◆ Goal
Pull out every line below that holds the word "были".

☆ ☆ ☆ ☆ ☆ ☆ ☆

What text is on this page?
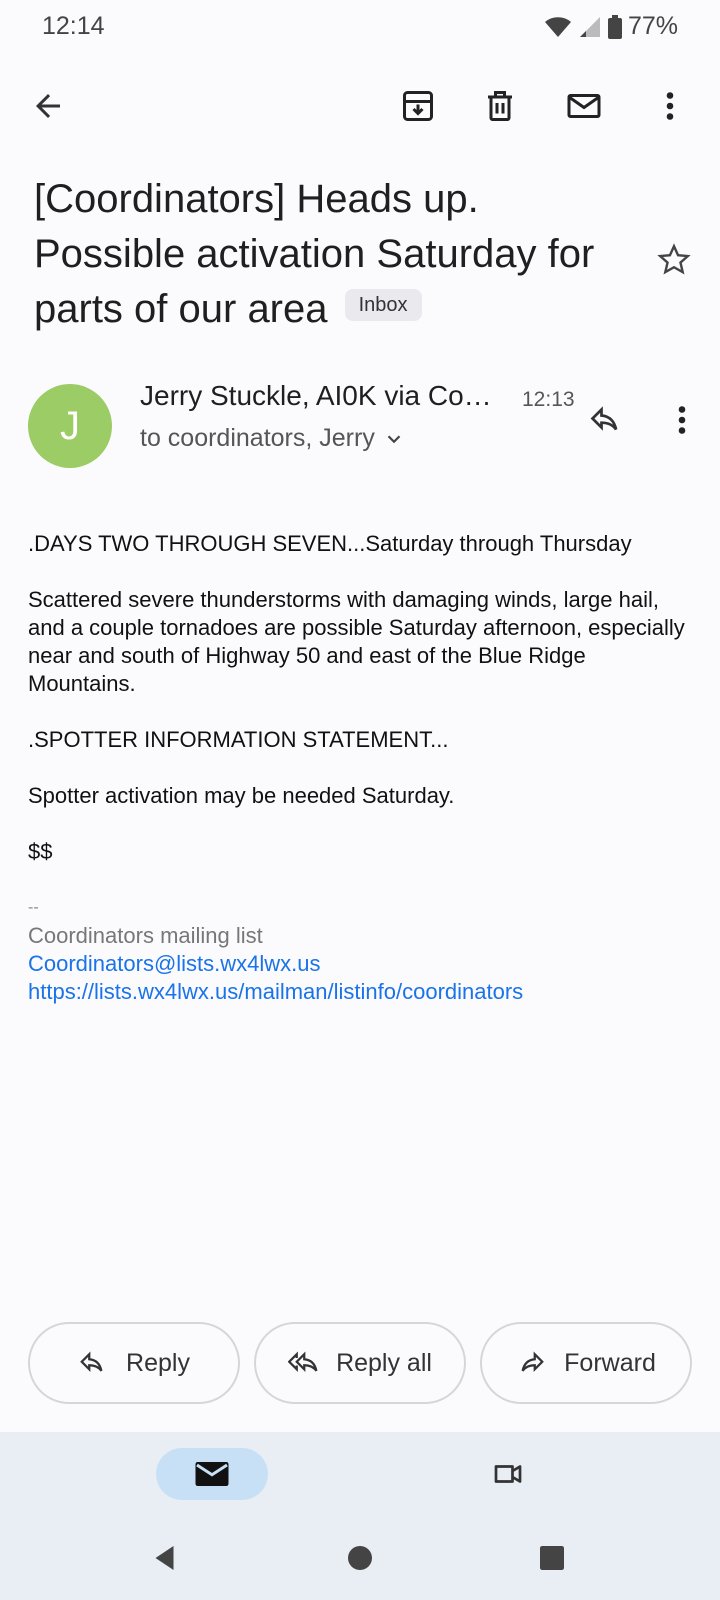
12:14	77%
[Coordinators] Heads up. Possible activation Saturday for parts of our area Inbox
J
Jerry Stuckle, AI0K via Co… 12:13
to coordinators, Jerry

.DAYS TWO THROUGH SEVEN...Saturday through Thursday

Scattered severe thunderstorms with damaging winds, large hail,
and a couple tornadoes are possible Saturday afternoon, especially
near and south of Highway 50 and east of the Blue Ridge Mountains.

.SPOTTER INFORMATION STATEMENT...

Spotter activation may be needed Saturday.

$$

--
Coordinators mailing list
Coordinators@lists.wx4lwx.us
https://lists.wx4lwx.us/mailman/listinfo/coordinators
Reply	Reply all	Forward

☆ ☆ ☆ ☆ ☆ ☆ ☆

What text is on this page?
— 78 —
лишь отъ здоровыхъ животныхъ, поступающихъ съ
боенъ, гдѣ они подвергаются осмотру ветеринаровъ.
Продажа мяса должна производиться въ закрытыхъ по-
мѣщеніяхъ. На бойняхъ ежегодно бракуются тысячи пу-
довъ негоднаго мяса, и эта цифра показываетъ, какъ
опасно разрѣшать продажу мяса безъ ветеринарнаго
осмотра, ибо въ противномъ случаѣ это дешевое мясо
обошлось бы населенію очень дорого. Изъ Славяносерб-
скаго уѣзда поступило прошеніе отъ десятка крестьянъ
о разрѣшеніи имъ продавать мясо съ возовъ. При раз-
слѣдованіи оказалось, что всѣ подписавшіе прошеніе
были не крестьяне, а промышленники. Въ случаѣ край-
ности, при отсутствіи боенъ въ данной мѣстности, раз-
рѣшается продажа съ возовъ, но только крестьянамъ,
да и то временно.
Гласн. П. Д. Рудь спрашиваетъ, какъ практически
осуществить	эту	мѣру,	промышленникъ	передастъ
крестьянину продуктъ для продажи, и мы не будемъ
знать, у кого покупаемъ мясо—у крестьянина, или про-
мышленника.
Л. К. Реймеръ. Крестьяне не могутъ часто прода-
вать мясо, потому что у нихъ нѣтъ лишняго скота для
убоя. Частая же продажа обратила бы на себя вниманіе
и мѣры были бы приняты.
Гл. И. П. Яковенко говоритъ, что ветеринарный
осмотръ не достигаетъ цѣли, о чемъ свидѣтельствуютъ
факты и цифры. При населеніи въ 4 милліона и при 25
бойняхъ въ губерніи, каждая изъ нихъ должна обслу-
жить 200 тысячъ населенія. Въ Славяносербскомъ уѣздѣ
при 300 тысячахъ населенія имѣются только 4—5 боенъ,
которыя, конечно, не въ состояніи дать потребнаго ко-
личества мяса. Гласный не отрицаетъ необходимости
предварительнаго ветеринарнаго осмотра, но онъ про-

☆ ☆ ☆ ☆ ☆ ☆ ☆

◆ Solved exercise
были не крестьяне, а промышленники. Въ случаѣ край-
и мѣры были бы приняты.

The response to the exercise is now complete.